[Figure data in JSON]

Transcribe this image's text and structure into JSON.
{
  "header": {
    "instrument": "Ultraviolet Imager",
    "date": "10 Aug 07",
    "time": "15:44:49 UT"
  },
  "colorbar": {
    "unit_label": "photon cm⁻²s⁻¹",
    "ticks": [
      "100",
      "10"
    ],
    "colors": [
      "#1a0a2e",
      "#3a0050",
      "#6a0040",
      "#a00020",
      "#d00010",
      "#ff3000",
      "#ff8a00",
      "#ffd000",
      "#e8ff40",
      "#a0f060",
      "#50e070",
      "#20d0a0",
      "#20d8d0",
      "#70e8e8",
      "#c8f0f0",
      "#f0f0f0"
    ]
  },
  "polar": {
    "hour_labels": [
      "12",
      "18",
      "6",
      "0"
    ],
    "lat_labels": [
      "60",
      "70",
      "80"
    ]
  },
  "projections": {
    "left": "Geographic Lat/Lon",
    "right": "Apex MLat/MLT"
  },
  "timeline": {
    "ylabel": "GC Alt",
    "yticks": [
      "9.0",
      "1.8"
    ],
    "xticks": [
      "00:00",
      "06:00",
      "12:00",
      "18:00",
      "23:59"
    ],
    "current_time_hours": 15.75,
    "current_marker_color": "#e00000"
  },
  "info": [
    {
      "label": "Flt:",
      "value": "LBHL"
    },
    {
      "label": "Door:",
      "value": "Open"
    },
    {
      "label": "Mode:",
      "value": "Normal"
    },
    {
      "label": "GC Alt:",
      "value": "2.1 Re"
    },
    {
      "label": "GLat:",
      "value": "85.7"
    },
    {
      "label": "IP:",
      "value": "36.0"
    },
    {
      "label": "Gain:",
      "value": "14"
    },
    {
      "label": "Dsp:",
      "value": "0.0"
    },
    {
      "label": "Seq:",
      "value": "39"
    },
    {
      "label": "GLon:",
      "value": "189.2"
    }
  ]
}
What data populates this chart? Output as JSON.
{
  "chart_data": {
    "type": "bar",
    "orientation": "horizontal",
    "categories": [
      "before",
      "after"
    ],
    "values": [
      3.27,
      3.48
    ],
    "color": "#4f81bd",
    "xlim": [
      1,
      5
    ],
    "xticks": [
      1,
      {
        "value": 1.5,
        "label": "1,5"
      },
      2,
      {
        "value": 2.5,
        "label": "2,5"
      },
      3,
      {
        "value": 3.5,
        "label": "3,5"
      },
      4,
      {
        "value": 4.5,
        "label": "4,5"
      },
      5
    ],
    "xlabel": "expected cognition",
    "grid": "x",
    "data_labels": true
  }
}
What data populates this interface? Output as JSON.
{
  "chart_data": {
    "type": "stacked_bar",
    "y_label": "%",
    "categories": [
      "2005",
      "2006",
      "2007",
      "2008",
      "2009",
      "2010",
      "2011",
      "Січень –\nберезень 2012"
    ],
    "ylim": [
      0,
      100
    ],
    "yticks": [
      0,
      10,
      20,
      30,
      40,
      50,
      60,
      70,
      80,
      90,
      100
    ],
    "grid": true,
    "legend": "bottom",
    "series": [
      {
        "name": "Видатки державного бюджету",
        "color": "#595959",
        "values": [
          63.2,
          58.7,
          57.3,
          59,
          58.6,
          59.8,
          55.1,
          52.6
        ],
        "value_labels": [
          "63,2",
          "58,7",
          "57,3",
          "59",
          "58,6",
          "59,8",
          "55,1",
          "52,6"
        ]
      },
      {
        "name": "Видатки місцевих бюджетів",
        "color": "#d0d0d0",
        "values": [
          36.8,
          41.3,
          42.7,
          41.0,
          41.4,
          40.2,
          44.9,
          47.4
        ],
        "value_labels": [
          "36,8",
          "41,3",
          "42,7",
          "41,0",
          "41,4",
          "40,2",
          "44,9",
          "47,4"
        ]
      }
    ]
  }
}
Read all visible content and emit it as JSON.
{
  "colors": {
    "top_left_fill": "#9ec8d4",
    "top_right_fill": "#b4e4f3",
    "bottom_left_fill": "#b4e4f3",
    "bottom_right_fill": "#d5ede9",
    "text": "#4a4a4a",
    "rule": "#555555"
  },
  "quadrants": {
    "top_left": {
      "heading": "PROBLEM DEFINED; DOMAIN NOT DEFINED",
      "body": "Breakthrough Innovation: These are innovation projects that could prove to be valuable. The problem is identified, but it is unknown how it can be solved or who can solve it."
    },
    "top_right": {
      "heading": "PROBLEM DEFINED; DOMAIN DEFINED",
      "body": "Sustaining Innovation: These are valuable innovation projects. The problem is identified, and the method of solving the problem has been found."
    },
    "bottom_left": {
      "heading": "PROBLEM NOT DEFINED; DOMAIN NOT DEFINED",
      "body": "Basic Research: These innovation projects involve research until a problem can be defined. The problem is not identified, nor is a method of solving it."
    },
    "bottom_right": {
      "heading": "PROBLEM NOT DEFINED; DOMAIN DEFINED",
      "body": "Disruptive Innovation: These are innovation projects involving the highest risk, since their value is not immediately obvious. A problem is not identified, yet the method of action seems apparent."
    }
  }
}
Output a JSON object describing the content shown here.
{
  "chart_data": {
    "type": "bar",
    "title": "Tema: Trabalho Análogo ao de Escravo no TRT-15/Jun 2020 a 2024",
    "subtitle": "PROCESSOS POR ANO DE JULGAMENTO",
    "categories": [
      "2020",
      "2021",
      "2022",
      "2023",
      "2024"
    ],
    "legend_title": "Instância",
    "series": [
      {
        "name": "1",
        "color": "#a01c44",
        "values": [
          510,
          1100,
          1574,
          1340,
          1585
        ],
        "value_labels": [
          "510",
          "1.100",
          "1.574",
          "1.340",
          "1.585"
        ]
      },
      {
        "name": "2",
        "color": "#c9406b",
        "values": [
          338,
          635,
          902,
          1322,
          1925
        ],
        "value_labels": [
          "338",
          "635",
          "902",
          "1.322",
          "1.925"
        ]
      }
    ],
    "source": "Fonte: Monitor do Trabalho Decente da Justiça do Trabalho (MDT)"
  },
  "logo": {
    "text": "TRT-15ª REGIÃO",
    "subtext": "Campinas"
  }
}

## REQUIREMENTS
Using the material above, report each line where "Trabalho" occurs.

## SOLUTION BELOW
    "title": "Tema: Trabalho Análogo ao de Escravo no TRT-15/Jun 2020 a 2024",
    "source": "Fonte: Monitor do Trabalho Decente da Justiça do Trabalho (MDT)"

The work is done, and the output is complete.